__GOAL__
Where a line holds the word "tools", copy that line.

__DATA FOR THIS TASK__
********

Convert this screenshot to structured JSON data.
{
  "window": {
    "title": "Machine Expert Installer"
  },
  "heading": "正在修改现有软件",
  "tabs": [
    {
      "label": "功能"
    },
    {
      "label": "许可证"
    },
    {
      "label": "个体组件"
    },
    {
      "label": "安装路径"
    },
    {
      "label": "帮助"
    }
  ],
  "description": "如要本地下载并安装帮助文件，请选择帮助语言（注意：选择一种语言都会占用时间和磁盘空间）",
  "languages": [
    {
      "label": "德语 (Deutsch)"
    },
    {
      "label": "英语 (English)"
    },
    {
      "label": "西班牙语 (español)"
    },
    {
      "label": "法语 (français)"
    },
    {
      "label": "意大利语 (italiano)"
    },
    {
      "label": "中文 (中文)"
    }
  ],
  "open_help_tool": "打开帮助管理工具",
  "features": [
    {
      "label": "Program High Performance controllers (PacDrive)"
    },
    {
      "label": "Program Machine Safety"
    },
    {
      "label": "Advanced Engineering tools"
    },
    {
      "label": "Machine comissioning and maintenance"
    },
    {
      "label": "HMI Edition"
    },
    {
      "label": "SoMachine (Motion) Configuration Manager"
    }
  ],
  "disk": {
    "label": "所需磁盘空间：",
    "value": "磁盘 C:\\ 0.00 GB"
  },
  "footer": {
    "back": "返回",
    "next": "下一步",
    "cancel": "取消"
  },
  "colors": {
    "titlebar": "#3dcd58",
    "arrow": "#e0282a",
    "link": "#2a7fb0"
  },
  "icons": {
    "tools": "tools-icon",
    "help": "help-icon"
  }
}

********

__TASK RESULT__
      "label": "Advanced Engineering tools"
    "tools": "tools-icon",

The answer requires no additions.